GIVEN REQUEST 1: Summarize the opinion piece on tear gas at the border in two sentences.
GIVEN REQUEST 2:
Answer these questions from the opinion piece on tear gas at the border:
(a) Which state does Sen. Brian Schatz represent?
(b) Where does the piece say anyone seeking asylum can apply for it?
(c) What did smugglers offer if kids were part of the cargo?

The horror sparked outrage over the weekend, most of it overblown.

Unaware of the difference, newly-elected New York Rep. Alexandria Ocasio-Cortez compared the use of tear gas at the border to the use of lethal gas in the Holocaust. One killed six million Jews, the other temporarily aggravates the mucous membranes.


Equally uninformed, Sen. Brian Schatz wondered in a now-deleted tweet whether the use of tear gas was “consistent with the Conventions on Chemical Weapons?” This was a stupid question from the senior senator from Hawaii. Tear gas can be found in the armories of law enforcement agencies across the world. And pepper spray was routinely used at the border during the previous administration. But apparently non-lethal means of riot control constitute a violation of international law when a Republican is in the White House.

All of this outrage misses the point. Blame doesn’t belong with Border Patrol. They weren’t confronting a mob of toddlers. They were face-to-face with hundreds of adult migrants who chose to start chucking rocks. Officers responded with appropriate nonlethal force. The fact that children were caught in the crossfire isn’t a crime, unless the crime is child neglect or bad parenting by those who brought them to the scene.

Anyone seeking asylum can apply for it at a port of entry. But these migrants chose not to do that. They rushed a barbed-wire fence in an attempt not only to break U.S. law, but to challenge the legitimacy of the government that enacted it. The mothers who brought their kids with them endangered their own children.

The presence of children wasn’t a coincidence, by the way. As the Washington Post reports, parents and smugglers are in the habit of using kids. For many years, their chances of entering the U.S. illegally and avoiding deportation were better if a toddler came along for the journey. Coyotes don’t have to guide migrants through a dangerous desert. So long as they have a kid with them, they could simply be delivered to U.S. immigration authorities. Smugglers even offered a discount if kids are part of the cargo. This is how the policy of taking in family units has generated an entirely new type of child abuse.

To be certain, the Border Patrol should take precautions and use force, including nonlethal force such as tear gas or pepper spray, as a last resort. And precautions should be taken against negligent parenting if possible. But law enforcement shouldn’t be demonized for doing their job, and Ocasio-Cortez should apologize for baselessly comparing them to Nazis.

And as a general rule, the best way to avoid this situation is for parents to leave children behind before heading off to riot.

DATA SUPPLIED:
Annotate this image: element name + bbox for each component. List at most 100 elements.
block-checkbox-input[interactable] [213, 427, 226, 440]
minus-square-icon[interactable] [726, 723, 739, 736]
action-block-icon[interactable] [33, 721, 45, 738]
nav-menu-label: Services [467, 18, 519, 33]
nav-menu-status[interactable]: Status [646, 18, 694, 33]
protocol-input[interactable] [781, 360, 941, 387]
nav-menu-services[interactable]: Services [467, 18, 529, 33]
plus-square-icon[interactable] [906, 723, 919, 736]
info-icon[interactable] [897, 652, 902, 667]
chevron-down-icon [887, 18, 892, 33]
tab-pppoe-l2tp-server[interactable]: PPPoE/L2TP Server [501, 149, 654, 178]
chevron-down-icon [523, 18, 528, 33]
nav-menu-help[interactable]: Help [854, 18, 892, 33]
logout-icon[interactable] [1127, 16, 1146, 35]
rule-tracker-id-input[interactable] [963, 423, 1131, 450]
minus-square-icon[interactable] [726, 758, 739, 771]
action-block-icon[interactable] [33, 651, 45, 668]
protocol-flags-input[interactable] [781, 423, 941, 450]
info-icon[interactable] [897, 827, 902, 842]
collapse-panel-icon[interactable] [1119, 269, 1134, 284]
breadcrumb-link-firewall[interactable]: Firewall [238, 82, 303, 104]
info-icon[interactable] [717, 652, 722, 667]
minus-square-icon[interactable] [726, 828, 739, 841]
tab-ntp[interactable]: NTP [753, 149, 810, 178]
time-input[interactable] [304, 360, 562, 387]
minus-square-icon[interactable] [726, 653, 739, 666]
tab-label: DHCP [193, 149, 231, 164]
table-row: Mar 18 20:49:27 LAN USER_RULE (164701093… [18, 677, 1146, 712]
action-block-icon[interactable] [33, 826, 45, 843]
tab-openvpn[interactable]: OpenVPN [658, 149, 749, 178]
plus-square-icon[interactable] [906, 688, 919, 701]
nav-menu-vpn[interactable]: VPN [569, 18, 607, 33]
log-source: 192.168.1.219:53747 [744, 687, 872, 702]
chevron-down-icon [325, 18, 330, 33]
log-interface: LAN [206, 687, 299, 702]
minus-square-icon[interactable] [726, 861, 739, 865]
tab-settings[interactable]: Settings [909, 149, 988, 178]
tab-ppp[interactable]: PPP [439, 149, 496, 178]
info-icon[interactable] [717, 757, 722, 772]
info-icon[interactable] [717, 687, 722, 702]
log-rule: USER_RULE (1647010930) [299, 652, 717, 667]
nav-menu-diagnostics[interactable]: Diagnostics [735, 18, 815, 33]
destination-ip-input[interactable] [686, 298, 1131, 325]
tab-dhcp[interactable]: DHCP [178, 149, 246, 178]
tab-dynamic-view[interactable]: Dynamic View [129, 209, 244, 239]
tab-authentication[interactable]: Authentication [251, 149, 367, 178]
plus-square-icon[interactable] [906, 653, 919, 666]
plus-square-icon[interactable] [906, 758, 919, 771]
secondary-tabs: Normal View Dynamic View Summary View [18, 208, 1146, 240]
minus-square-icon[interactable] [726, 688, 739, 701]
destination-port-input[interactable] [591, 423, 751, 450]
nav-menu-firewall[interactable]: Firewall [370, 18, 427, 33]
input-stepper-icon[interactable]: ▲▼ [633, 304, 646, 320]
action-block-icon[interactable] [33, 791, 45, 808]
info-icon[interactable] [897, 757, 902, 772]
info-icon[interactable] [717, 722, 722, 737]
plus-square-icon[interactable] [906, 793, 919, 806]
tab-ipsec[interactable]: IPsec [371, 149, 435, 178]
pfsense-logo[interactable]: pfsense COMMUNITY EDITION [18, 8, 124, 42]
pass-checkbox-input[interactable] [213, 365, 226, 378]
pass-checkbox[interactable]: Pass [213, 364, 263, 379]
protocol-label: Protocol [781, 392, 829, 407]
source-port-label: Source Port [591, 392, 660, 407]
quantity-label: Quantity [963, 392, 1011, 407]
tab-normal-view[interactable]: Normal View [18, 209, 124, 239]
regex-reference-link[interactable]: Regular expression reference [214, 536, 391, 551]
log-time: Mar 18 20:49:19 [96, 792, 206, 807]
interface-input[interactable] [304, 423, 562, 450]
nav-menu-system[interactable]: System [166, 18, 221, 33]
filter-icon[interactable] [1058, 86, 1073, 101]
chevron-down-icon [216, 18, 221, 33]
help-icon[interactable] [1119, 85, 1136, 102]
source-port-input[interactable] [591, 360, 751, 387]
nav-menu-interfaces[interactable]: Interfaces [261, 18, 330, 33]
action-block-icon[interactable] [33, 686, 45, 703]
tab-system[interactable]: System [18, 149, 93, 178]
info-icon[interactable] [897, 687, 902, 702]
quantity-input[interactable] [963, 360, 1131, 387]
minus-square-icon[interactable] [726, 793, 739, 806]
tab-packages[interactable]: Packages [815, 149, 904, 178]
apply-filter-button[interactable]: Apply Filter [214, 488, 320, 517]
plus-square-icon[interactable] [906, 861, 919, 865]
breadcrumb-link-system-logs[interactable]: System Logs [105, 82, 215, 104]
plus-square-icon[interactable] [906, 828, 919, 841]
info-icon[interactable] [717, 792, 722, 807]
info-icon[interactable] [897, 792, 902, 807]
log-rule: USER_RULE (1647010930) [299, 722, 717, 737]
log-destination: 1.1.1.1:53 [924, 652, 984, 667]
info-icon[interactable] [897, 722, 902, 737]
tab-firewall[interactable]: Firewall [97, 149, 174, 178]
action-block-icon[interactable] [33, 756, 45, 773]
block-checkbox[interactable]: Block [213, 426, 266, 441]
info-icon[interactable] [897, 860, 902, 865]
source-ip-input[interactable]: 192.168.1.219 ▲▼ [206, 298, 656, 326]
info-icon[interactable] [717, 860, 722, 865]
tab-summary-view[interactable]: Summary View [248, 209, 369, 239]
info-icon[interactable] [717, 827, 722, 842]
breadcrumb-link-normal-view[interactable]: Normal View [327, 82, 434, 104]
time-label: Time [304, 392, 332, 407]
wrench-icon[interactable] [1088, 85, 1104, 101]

FINAL ANSWER 1: The piece argues that the weekend outrage over the use of tear gas at the border was mostly overblown, faulting Rep. Alexandria Ocasio-Cortez for comparing it to the lethal gas of the Holocaust and Sen. Brian Schatz for asking whether it was consistent with the Conventions on Chemical Weapons. It holds that Border Patrol officers met hundreds of rock-throwing adult migrants with appropriate nonlethal force, and that the mothers who brought their children to the scene endangered them.

FINAL ANSWER 2:
(a) Hawaii.
(b) At a port of entry.
(c) A discount.